Ejercicio breve:
Copia al pie de la letra todas las líneas del material que aparece a continuación.

*****

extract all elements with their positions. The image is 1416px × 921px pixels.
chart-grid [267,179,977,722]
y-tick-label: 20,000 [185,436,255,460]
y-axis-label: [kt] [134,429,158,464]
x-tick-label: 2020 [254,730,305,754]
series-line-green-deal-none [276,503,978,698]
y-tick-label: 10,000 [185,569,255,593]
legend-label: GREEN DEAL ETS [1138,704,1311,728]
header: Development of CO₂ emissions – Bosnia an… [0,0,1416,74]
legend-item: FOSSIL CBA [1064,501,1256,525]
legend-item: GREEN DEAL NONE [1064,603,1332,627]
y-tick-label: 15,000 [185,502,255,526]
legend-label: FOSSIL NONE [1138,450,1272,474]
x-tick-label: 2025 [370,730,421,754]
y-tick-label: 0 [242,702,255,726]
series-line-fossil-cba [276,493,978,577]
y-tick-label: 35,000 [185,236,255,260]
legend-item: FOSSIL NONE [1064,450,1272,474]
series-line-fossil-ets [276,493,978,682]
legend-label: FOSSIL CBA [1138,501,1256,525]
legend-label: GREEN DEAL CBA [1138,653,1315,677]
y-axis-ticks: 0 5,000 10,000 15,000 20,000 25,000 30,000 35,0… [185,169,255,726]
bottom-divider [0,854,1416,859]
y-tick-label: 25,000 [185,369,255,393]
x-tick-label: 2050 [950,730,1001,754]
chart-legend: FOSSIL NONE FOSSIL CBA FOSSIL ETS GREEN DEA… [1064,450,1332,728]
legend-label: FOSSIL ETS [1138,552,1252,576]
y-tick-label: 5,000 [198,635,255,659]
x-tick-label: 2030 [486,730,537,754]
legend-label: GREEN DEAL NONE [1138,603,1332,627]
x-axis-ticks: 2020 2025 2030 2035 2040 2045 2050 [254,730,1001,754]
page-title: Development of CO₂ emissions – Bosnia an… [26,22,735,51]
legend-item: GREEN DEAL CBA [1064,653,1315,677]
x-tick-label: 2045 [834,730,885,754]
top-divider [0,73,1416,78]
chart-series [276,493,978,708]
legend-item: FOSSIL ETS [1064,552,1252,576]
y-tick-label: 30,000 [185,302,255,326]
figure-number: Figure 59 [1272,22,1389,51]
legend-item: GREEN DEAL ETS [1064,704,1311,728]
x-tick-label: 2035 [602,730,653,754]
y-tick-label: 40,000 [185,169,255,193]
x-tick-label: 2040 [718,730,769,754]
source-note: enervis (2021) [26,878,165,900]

*****

Solución del ejercicio:
extract all elements with their positions. The image is 1416px × 921px pixels.
chart-grid [267,179,977,722]
y-tick-label: 20,000 [185,436,255,460]
y-axis-label: [kt] [134,429,158,464]
x-tick-label: 2020 [254,730,305,754]
series-line-green-deal-none [276,503,978,698]
y-tick-label: 10,000 [185,569,255,593]
legend-label: GREEN DEAL ETS [1138,704,1311,728]
header: Development of CO₂ emissions – Bosnia an… [0,0,1416,74]
legend-item: FOSSIL CBA [1064,501,1256,525]
legend-item: GREEN DEAL NONE [1064,603,1332,627]
y-tick-label: 15,000 [185,502,255,526]
legend-label: FOSSIL NONE [1138,450,1272,474]
x-tick-label: 2025 [370,730,421,754]
y-tick-label: 0 [242,702,255,726]
series-line-fossil-cba [276,493,978,577]
y-tick-label: 35,000 [185,236,255,260]
legend-item: FOSSIL NONE [1064,450,1272,474]
series-line-fossil-ets [276,493,978,682]
legend-label: FOSSIL CBA [1138,501,1256,525]
legend-label: GREEN DEAL CBA [1138,653,1315,677]
y-axis-ticks: 0 5,000 10,000 15,000 20,000 25,000 30,000 35,0… [185,169,255,726]
bottom-divider [0,854,1416,859]
y-tick-label: 25,000 [185,369,255,393]
x-tick-label: 2050 [950,730,1001,754]
chart-legend: FOSSIL NONE FOSSIL CBA FOSSIL ETS GREEN DEA… [1064,450,1332,728]
legend-label: FOSSIL ETS [1138,552,1252,576]
y-tick-label: 5,000 [198,635,255,659]
x-tick-label: 2030 [486,730,537,754]
legend-label: GREEN DEAL NONE [1138,603,1332,627]
x-axis-ticks: 2020 2025 2030 2035 2040 2045 2050 [254,730,1001,754]
page-title: Development of CO₂ emissions – Bosnia an… [26,22,735,51]
legend-item: GREEN DEAL CBA [1064,653,1315,677]
x-tick-label: 2045 [834,730,885,754]
top-divider [0,73,1416,78]
chart-series [276,493,978,708]
legend-item: FOSSIL ETS [1064,552,1252,576]
y-tick-label: 30,000 [185,302,255,326]
figure-number: Figure 59 [1272,22,1389,51]
legend-item: GREEN DEAL ETS [1064,704,1311,728]
x-tick-label: 2035 [602,730,653,754]
y-tick-label: 40,000 [185,169,255,193]
x-tick-label: 2040 [718,730,769,754]
source-note: enervis (2021) [26,878,165,900]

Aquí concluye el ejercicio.